◆ **Written request**
Bring together all lines of the material below that contain the string "title".
+-------+
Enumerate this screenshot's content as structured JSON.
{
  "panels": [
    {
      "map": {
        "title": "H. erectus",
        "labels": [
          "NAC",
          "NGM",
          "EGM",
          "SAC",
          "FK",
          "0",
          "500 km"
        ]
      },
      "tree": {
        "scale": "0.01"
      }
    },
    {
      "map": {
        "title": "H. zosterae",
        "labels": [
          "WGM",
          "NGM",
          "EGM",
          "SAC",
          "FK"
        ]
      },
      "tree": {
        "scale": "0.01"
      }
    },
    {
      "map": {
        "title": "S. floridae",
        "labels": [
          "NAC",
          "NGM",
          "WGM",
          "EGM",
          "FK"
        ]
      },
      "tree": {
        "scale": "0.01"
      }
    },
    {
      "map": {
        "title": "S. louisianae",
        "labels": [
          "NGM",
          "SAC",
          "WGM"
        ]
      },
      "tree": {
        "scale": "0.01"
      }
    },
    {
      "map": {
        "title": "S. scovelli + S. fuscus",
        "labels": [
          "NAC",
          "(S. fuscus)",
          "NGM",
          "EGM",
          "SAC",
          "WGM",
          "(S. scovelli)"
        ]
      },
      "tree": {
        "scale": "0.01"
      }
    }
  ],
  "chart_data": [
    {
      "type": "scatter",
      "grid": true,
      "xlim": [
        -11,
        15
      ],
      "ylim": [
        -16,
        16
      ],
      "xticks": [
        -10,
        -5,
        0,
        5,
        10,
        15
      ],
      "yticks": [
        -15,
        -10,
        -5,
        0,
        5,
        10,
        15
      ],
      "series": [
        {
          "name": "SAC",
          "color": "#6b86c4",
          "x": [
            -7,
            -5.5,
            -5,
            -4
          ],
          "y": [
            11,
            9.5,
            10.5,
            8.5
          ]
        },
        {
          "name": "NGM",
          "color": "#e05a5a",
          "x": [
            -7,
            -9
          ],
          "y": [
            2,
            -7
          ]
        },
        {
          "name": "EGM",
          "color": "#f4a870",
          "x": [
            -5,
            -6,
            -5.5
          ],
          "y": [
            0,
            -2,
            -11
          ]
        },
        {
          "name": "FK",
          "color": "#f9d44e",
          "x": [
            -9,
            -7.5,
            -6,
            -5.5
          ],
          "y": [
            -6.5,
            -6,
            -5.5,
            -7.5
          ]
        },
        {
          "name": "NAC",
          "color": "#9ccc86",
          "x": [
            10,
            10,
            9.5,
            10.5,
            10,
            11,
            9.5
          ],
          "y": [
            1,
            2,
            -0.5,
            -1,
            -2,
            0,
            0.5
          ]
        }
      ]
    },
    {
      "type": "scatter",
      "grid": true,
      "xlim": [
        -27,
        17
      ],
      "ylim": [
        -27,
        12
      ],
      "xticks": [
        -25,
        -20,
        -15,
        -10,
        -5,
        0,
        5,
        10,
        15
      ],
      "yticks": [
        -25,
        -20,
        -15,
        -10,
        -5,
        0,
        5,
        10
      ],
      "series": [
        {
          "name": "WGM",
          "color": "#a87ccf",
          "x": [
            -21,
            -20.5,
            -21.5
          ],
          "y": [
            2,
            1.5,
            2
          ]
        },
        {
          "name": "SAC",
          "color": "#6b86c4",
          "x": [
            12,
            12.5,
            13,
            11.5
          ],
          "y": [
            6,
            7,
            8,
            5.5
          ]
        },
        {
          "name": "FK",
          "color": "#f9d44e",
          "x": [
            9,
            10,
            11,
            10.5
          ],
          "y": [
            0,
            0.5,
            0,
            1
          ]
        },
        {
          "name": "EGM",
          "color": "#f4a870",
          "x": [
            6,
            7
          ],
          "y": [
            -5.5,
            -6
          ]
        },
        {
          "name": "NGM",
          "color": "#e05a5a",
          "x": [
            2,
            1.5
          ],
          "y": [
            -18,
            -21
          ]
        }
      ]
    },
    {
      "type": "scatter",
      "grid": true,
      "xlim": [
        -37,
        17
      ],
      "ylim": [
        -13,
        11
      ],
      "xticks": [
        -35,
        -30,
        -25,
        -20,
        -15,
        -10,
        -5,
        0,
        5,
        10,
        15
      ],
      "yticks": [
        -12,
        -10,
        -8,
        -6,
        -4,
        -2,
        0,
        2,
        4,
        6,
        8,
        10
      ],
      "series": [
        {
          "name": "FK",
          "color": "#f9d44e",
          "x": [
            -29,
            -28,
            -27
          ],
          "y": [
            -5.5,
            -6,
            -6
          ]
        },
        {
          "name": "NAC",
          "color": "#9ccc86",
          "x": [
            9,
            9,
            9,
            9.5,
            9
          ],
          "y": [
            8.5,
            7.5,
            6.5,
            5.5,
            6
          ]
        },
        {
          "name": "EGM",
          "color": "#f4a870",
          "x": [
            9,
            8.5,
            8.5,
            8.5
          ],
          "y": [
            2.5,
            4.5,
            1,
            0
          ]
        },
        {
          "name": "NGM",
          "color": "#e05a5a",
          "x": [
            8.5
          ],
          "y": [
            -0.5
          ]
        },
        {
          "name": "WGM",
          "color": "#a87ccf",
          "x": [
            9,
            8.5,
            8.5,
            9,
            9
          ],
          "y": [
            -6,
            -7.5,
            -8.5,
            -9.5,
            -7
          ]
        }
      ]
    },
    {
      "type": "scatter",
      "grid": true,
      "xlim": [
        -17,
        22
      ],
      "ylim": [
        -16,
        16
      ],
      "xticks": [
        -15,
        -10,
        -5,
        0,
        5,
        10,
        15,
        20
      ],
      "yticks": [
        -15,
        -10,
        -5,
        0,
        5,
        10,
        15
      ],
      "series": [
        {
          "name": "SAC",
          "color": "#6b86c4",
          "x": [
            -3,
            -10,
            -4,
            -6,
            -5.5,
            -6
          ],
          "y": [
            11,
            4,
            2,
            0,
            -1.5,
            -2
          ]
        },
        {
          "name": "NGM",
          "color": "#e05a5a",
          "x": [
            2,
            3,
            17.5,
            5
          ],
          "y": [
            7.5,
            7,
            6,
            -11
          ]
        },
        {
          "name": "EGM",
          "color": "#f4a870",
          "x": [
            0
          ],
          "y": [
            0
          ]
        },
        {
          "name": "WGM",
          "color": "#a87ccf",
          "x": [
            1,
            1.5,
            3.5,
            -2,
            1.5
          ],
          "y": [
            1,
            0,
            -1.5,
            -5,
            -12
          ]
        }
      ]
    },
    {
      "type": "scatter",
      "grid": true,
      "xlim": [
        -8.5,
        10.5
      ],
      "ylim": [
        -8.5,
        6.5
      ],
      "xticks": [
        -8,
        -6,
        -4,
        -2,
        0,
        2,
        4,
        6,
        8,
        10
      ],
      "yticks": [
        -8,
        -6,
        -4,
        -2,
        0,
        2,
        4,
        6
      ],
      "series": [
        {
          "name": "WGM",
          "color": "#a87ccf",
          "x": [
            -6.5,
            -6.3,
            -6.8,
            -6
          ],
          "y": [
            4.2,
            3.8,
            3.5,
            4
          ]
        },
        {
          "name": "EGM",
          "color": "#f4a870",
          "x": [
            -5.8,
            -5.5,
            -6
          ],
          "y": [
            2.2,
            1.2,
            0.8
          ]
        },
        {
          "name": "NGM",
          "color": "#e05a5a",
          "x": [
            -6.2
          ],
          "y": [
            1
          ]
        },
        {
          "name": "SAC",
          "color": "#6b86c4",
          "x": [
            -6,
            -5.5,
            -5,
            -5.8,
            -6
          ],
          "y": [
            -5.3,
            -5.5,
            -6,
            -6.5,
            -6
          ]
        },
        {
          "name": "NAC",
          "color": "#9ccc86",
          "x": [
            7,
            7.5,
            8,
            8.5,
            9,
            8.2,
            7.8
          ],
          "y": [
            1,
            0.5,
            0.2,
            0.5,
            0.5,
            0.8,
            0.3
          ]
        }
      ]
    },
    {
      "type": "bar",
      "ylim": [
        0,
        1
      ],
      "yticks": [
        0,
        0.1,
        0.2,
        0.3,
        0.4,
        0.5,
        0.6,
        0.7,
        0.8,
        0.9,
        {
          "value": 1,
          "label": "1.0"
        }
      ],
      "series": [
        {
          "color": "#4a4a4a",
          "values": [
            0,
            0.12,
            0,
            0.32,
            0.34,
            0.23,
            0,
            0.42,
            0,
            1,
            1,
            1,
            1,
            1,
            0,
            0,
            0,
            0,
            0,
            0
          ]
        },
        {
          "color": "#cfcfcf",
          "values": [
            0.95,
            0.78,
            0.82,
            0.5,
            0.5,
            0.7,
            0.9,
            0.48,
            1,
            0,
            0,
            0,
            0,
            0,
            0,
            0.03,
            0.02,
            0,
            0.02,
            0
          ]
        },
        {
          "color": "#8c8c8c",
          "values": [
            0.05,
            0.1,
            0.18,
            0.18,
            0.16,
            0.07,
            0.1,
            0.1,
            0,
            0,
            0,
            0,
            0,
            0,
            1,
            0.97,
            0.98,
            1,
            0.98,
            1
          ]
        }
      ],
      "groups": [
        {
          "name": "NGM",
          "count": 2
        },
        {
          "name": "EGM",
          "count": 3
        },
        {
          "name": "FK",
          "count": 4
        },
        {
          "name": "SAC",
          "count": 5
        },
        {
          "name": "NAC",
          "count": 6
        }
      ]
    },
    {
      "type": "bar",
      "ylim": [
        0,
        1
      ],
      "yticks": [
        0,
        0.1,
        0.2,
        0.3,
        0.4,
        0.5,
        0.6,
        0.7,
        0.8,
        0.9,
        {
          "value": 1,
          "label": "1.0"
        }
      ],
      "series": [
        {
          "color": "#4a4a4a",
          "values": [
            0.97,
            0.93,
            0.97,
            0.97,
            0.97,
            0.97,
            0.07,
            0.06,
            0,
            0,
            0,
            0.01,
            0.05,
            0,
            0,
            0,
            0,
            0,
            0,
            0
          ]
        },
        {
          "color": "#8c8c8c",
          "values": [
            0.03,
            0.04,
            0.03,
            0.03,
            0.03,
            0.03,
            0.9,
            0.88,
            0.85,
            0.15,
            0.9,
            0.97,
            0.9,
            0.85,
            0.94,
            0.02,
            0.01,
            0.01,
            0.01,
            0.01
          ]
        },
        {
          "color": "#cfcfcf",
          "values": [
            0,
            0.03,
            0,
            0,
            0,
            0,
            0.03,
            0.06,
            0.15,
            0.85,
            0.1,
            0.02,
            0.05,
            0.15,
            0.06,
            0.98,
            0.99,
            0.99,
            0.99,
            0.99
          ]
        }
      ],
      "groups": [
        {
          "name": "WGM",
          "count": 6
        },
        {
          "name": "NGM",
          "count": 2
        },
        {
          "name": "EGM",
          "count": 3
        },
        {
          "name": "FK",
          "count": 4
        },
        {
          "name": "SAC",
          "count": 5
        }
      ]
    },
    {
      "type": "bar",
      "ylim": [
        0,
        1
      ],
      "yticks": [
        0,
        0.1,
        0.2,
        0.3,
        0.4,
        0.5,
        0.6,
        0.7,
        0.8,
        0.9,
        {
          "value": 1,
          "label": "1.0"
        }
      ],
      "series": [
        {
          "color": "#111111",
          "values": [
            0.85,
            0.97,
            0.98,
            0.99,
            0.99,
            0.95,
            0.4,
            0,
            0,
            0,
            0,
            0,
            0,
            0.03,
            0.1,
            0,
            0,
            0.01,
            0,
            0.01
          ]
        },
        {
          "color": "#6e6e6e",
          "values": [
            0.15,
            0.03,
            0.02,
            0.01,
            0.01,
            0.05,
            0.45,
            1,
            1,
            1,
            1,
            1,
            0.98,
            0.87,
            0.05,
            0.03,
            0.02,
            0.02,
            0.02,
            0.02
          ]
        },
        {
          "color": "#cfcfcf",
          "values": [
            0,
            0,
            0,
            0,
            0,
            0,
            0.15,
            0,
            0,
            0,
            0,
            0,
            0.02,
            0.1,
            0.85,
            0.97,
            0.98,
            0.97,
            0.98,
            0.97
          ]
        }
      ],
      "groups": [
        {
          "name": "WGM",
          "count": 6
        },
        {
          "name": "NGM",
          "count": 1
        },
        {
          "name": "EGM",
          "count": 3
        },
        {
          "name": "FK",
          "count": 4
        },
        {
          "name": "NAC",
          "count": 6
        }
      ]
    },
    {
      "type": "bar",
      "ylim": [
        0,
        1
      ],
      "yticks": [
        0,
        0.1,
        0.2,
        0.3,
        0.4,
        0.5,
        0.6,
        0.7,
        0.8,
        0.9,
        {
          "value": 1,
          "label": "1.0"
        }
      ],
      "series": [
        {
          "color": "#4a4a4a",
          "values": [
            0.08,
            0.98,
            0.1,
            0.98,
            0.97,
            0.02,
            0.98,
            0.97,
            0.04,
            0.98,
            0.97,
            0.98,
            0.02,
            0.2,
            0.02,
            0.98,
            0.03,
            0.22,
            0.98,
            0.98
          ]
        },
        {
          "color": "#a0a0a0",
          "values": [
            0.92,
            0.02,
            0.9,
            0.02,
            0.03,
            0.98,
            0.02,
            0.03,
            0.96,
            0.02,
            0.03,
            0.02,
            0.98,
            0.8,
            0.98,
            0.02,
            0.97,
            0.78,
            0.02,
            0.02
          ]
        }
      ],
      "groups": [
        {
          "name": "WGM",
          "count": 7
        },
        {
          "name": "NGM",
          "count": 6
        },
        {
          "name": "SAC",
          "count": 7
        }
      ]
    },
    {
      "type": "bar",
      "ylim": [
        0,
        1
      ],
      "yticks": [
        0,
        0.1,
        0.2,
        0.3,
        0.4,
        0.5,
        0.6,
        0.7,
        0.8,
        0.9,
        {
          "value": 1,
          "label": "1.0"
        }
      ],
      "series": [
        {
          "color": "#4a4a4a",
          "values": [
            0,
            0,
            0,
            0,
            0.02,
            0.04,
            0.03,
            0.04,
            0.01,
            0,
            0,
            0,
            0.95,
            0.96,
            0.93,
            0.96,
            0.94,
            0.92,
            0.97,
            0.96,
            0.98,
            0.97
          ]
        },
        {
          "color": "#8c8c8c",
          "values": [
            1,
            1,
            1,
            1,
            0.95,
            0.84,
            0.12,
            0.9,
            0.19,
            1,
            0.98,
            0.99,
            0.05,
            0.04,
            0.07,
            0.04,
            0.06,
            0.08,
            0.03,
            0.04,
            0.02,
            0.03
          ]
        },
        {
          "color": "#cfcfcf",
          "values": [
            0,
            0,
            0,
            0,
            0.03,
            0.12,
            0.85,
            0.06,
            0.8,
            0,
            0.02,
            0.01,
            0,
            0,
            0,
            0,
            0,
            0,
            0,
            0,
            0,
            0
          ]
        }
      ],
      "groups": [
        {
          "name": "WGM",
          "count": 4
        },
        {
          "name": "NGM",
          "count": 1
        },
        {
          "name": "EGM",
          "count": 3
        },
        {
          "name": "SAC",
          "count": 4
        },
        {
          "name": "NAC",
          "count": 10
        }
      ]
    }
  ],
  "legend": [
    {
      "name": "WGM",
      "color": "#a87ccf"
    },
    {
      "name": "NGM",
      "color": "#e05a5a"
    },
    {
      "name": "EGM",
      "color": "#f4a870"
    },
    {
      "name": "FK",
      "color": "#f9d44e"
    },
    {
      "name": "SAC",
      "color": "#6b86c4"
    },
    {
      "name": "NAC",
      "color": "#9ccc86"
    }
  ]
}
+-------+
◆ **Exercise output**
        "title": "H. erectus",
        "title": "H. zosterae",
        "title": "S. floridae",
        "title": "S. louisianae",
        "title": "S. scovelli + S. fuscus",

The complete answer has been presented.